[DIRECTION]
Your answer should be one number: how many lines of the records hold the string "uterus".

[MATERIAL FOR THIS TASK]
----

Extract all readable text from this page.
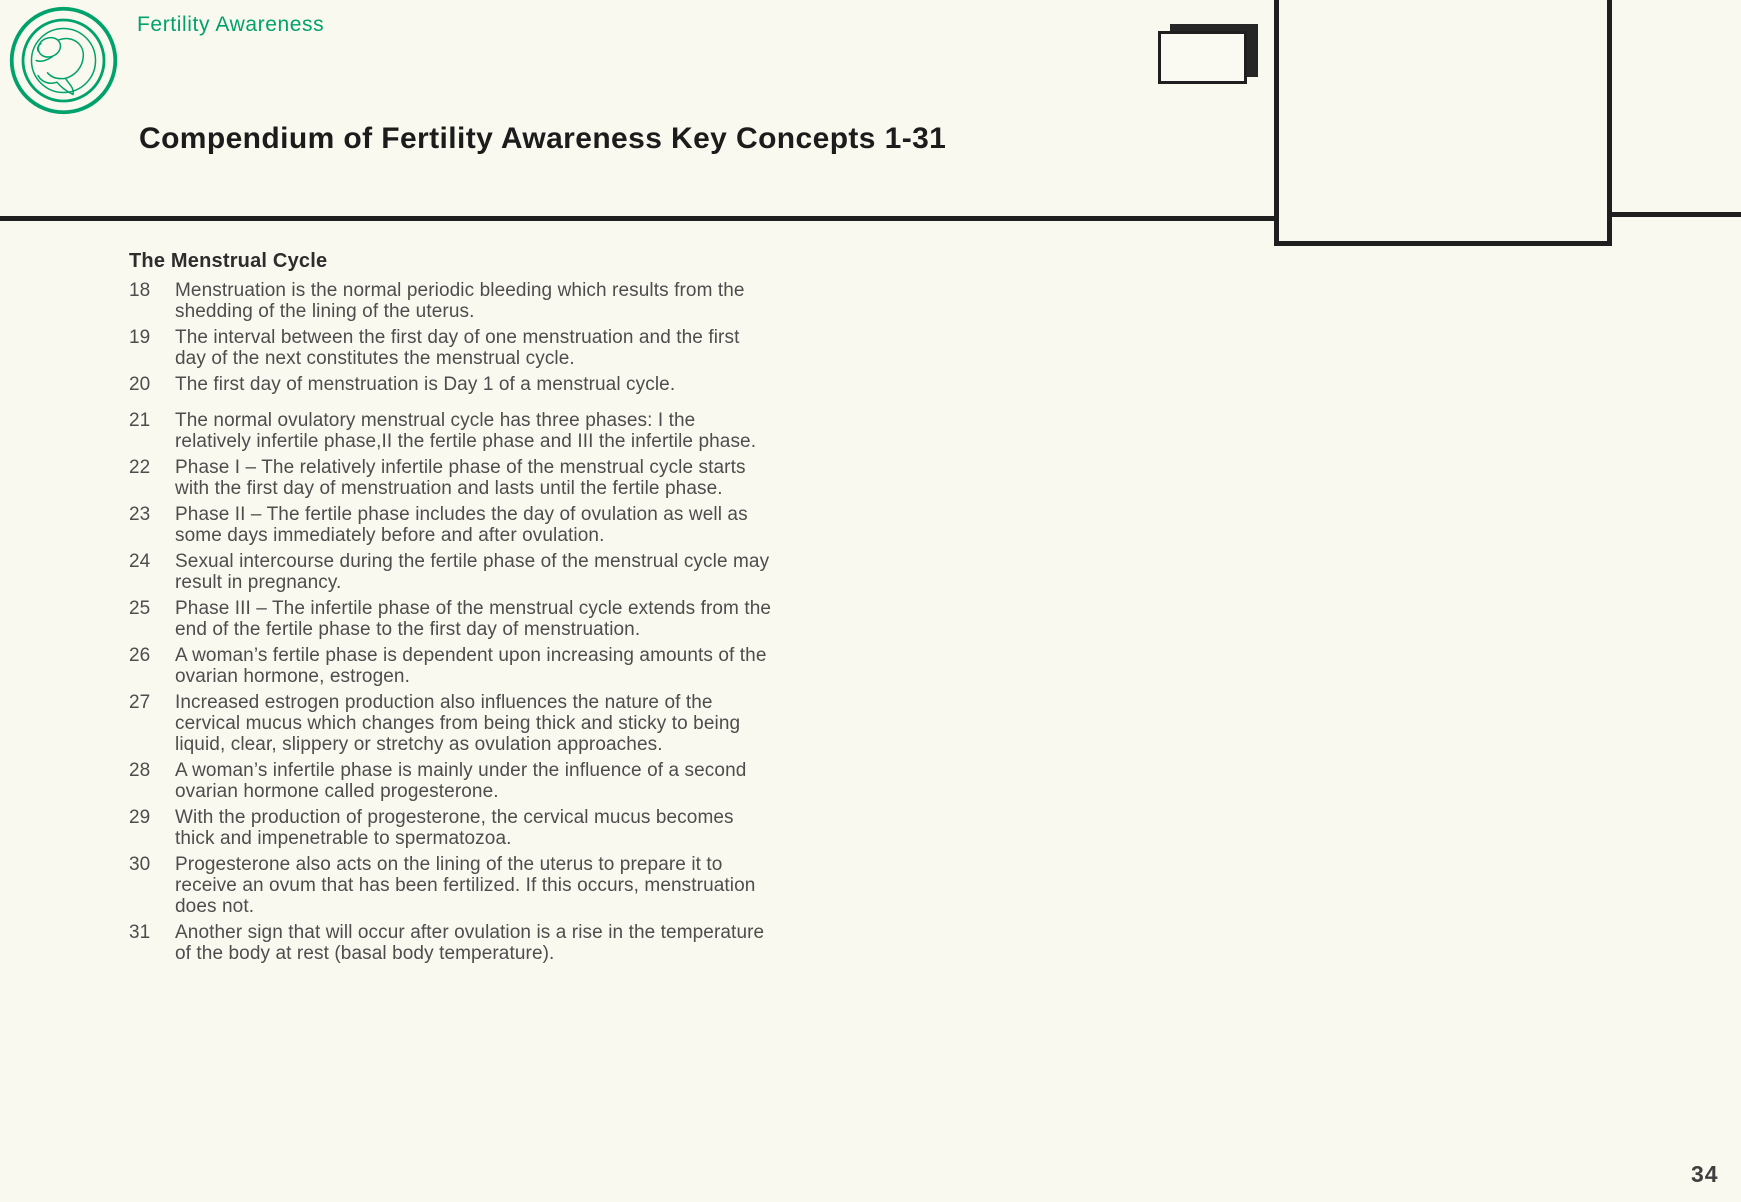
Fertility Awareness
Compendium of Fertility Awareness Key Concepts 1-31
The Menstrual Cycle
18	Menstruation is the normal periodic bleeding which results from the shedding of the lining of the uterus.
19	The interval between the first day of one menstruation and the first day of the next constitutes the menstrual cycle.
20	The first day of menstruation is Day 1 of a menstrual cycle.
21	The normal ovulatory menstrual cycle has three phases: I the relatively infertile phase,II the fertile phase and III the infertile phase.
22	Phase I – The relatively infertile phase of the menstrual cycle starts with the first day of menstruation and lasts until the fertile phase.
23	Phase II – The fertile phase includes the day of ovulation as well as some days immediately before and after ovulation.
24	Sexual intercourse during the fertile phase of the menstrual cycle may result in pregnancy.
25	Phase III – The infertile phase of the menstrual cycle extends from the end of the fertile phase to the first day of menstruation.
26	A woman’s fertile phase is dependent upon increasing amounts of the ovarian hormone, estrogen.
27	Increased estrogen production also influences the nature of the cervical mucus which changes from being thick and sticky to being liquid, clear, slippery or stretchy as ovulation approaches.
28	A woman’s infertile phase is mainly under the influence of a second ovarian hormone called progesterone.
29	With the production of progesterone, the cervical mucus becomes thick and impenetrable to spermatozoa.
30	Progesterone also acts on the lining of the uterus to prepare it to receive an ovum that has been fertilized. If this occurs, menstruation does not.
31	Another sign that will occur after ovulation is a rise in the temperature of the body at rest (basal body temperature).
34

----

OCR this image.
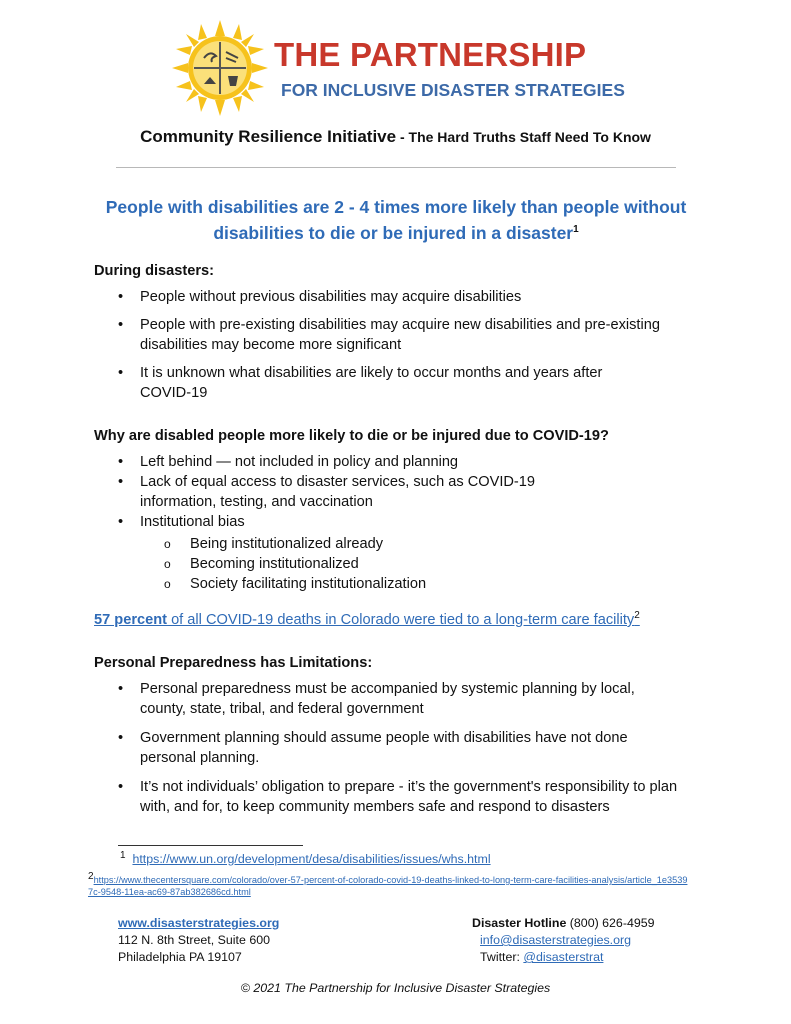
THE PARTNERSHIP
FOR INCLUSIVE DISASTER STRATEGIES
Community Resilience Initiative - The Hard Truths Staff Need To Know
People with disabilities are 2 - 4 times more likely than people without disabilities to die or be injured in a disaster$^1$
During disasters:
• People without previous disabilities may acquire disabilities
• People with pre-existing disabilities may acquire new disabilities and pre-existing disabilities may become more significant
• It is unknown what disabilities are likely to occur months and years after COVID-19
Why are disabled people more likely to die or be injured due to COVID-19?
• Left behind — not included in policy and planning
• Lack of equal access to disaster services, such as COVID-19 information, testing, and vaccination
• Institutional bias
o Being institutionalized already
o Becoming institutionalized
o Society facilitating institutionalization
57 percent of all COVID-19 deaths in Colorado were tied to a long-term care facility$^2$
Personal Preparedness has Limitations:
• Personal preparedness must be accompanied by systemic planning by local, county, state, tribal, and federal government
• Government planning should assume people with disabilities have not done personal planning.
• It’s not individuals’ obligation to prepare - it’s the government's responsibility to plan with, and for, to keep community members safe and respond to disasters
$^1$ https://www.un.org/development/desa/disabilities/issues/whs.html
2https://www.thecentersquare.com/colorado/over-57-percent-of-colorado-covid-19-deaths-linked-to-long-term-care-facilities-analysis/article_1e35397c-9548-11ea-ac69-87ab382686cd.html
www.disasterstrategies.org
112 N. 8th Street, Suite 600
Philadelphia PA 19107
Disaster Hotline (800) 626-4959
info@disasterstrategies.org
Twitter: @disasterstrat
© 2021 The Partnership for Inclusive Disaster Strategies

----

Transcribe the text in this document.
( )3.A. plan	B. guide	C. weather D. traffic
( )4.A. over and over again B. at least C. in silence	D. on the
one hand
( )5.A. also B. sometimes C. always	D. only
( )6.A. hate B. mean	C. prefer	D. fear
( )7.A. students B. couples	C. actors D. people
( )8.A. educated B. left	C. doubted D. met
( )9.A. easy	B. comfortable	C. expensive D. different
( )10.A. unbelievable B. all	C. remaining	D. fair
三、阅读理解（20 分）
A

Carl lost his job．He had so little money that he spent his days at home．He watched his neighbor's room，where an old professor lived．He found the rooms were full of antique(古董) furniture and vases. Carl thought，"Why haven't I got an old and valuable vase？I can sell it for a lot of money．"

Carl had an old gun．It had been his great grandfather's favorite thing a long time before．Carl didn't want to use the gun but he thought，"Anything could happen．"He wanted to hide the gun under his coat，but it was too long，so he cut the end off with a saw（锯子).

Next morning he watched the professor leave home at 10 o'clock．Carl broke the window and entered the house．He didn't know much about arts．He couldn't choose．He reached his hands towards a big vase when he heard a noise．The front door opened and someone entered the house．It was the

----

[COMPLETED EXERCISE]
2